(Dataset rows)
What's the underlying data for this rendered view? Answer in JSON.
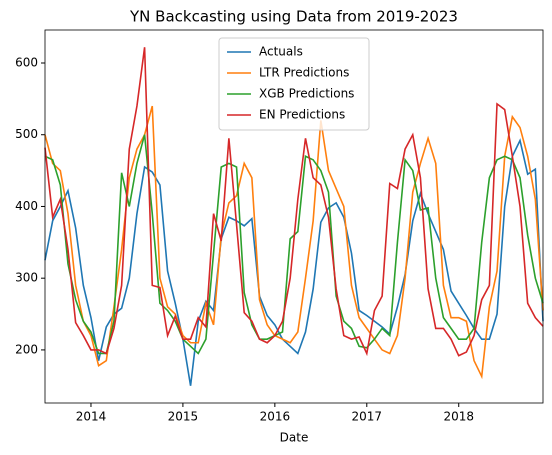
{
  "chart_data": {
    "type": "line",
    "title": "YN Backcasting using Data from 2019-2023",
    "x_label": "Date",
    "x": [
      "2013-07",
      "2013-08",
      "2013-09",
      "2013-10",
      "2013-11",
      "2013-12",
      "2014-01",
      "2014-02",
      "2014-03",
      "2014-04",
      "2014-05",
      "2014-06",
      "2014-07",
      "2014-08",
      "2014-09",
      "2014-10",
      "2014-11",
      "2014-12",
      "2015-01",
      "2015-02",
      "2015-03",
      "2015-04",
      "2015-05",
      "2015-06",
      "2015-07",
      "2015-08",
      "2015-09",
      "2015-10",
      "2015-11",
      "2015-12",
      "2016-01",
      "2016-02",
      "2016-03",
      "2016-04",
      "2016-05",
      "2016-06",
      "2016-07",
      "2016-08",
      "2016-09",
      "2016-10",
      "2016-11",
      "2016-12",
      "2017-01",
      "2017-02",
      "2017-03",
      "2017-04",
      "2017-05",
      "2017-06",
      "2017-07",
      "2017-08",
      "2017-09",
      "2017-10",
      "2017-11",
      "2017-12",
      "2018-01",
      "2018-02",
      "2018-03",
      "2018-04",
      "2018-05",
      "2018-06",
      "2018-07",
      "2018-08",
      "2018-09",
      "2018-10",
      "2018-11",
      "2018-12"
    ],
    "series": [
      {
        "name": "Actuals",
        "color": "#1f77b4",
        "values": [
          325,
          380,
          400,
          422,
          370,
          290,
          245,
          185,
          232,
          250,
          258,
          300,
          390,
          455,
          448,
          430,
          310,
          265,
          215,
          150,
          240,
          268,
          255,
          355,
          385,
          380,
          373,
          383,
          275,
          248,
          235,
          215,
          205,
          195,
          225,
          285,
          378,
          398,
          405,
          385,
          335,
          255,
          248,
          240,
          232,
          222,
          260,
          305,
          380,
          418,
          390,
          365,
          340,
          282,
          265,
          248,
          230,
          215,
          215,
          250,
          400,
          470,
          492,
          445,
          452,
          240
        ]
      },
      {
        "name": "LTR Predictions",
        "color": "#ff7f0e",
        "values": [
          500,
          460,
          450,
          390,
          290,
          240,
          220,
          178,
          185,
          260,
          340,
          440,
          480,
          500,
          540,
          300,
          260,
          250,
          220,
          210,
          210,
          265,
          235,
          360,
          405,
          415,
          460,
          440,
          270,
          235,
          220,
          215,
          210,
          225,
          300,
          380,
          520,
          450,
          425,
          400,
          290,
          245,
          230,
          215,
          200,
          195,
          220,
          300,
          420,
          460,
          495,
          460,
          290,
          245,
          245,
          240,
          185,
          163,
          260,
          310,
          470,
          525,
          510,
          470,
          410,
          255
        ]
      },
      {
        "name": "XGB Predictions",
        "color": "#2ca02c",
        "values": [
          470,
          465,
          430,
          320,
          270,
          240,
          225,
          195,
          195,
          240,
          447,
          400,
          460,
          500,
          390,
          265,
          255,
          240,
          215,
          205,
          195,
          215,
          335,
          455,
          460,
          455,
          280,
          235,
          215,
          215,
          220,
          225,
          355,
          365,
          470,
          465,
          450,
          420,
          275,
          240,
          230,
          205,
          203,
          215,
          230,
          220,
          350,
          465,
          450,
          395,
          398,
          300,
          245,
          230,
          215,
          215,
          230,
          350,
          440,
          465,
          470,
          465,
          440,
          360,
          300,
          265
        ]
      },
      {
        "name": "EN Predictions",
        "color": "#d62728",
        "values": [
          482,
          385,
          410,
          340,
          238,
          220,
          200,
          200,
          195,
          230,
          290,
          480,
          540,
          622,
          290,
          287,
          220,
          247,
          215,
          215,
          245,
          232,
          390,
          352,
          495,
          375,
          252,
          240,
          215,
          210,
          220,
          240,
          300,
          410,
          495,
          440,
          430,
          385,
          285,
          220,
          215,
          218,
          195,
          255,
          275,
          432,
          425,
          480,
          500,
          440,
          285,
          230,
          230,
          215,
          192,
          197,
          220,
          270,
          290,
          543,
          535,
          470,
          400,
          265,
          245,
          233
        ]
      }
    ],
    "xlim": [
      "2013-07",
      "2018-12"
    ],
    "xticks": [
      {
        "value": "2014-01",
        "label": "2014"
      },
      {
        "value": "2015-01",
        "label": "2015"
      },
      {
        "value": "2016-01",
        "label": "2016"
      },
      {
        "value": "2017-01",
        "label": "2017"
      },
      {
        "value": "2018-01",
        "label": "2018"
      }
    ],
    "ylim": [
      126,
      646
    ],
    "yticks": [
      200,
      300,
      400,
      500,
      600
    ],
    "grid": false,
    "legend": "upper center"
  }
}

What you are asked to do
Retype all entries exactly as they appear, dropping the images.

Task output
What's the underlying data for this rendered view? Answer in JSON.
{
  "chart_data": {
    "type": "line",
    "title": "YN Backcasting using Data from 2019-2023",
    "x_label": "Date",
    "x": [
      "2013-07",
      "2013-08",
      "2013-09",
      "2013-10",
      "2013-11",
      "2013-12",
      "2014-01",
      "2014-02",
      "2014-03",
      "2014-04",
      "2014-05",
      "2014-06",
      "2014-07",
      "2014-08",
      "2014-09",
      "2014-10",
      "2014-11",
      "2014-12",
      "2015-01",
      "2015-02",
      "2015-03",
      "2015-04",
      "2015-05",
      "2015-06",
      "2015-07",
      "2015-08",
      "2015-09",
      "2015-10",
      "2015-11",
      "2015-12",
      "2016-01",
      "2016-02",
      "2016-03",
      "2016-04",
      "2016-05",
      "2016-06",
      "2016-07",
      "2016-08",
      "2016-09",
      "2016-10",
      "2016-11",
      "2016-12",
      "2017-01",
      "2017-02",
      "2017-03",
      "2017-04",
      "2017-05",
      "2017-06",
      "2017-07",
      "2017-08",
      "2017-09",
      "2017-10",
      "2017-11",
      "2017-12",
      "2018-01",
      "2018-02",
      "2018-03",
      "2018-04",
      "2018-05",
      "2018-06",
      "2018-07",
      "2018-08",
      "2018-09",
      "2018-10",
      "2018-11",
      "2018-12"
    ],
    "series": [
      {
        "name": "Actuals",
        "color": "#1f77b4",
        "values": [
          325,
          380,
          400,
          422,
          370,
          290,
          245,
          185,
          232,
          250,
          258,
          300,
          390,
          455,
          448,
          430,
          310,
          265,
          215,
          150,
          240,
          268,
          255,
          355,
          385,
          380,
          373,
          383,
          275,
          248,
          235,
          215,
          205,
          195,
          225,
          285,
          378,
          398,
          405,
          385,
          335,
          255,
          248,
          240,
          232,
          222,
          260,
          305,
          380,
          418,
          390,
          365,
          340,
          282,
          265,
          248,
          230,
          215,
          215,
          250,
          400,
          470,
          492,
          445,
          452,
          240
        ]
      },
      {
        "name": "LTR Predictions",
        "color": "#ff7f0e",
        "values": [
          500,
          460,
          450,
          390,
          290,
          240,
          220,
          178,
          185,
          260,
          340,
          440,
          480,
          500,
          540,
          300,
          260,
          250,
          220,
          210,
          210,
          265,
          235,
          360,
          405,
          415,
          460,
          440,
          270,
          235,
          220,
          215,
          210,
          225,
          300,
          380,
          520,
          450,
          425,
          400,
          290,
          245,
          230,
          215,
          200,
          195,
          220,
          300,
          420,
          460,
          495,
          460,
          290,
          245,
          245,
          240,
          185,
          163,
          260,
          310,
          470,
          525,
          510,
          470,
          410,
          255
        ]
      },
      {
        "name": "XGB Predictions",
        "color": "#2ca02c",
        "values": [
          470,
          465,
          430,
          320,
          270,
          240,
          225,
          195,
          195,
          240,
          447,
          400,
          460,
          500,
          390,
          265,
          255,
          240,
          215,
          205,
          195,
          215,
          335,
          455,
          460,
          455,
          280,
          235,
          215,
          215,
          220,
          225,
          355,
          365,
          470,
          465,
          450,
          420,
          275,
          240,
          230,
          205,
          203,
          215,
          230,
          220,
          350,
          465,
          450,
          395,
          398,
          300,
          245,
          230,
          215,
          215,
          230,
          350,
          440,
          465,
          470,
          465,
          440,
          360,
          300,
          265
        ]
      },
      {
        "name": "EN Predictions",
        "color": "#d62728",
        "values": [
          482,
          385,
          410,
          340,
          238,
          220,
          200,
          200,
          195,
          230,
          290,
          480,
          540,
          622,
          290,
          287,
          220,
          247,
          215,
          215,
          245,
          232,
          390,
          352,
          495,
          375,
          252,
          240,
          215,
          210,
          220,
          240,
          300,
          410,
          495,
          440,
          430,
          385,
          285,
          220,
          215,
          218,
          195,
          255,
          275,
          432,
          425,
          480,
          500,
          440,
          285,
          230,
          230,
          215,
          192,
          197,
          220,
          270,
          290,
          543,
          535,
          470,
          400,
          265,
          245,
          233
        ]
      }
    ],
    "xlim": [
      "2013-07",
      "2018-12"
    ],
    "xticks": [
      {
        "value": "2014-01",
        "label": "2014"
      },
      {
        "value": "2015-01",
        "label": "2015"
      },
      {
        "value": "2016-01",
        "label": "2016"
      },
      {
        "value": "2017-01",
        "label": "2017"
      },
      {
        "value": "2018-01",
        "label": "2018"
      }
    ],
    "ylim": [
      126,
      646
    ],
    "yticks": [
      200,
      300,
      400,
      500,
      600
    ],
    "grid": false,
    "legend": "upper center"
  }
}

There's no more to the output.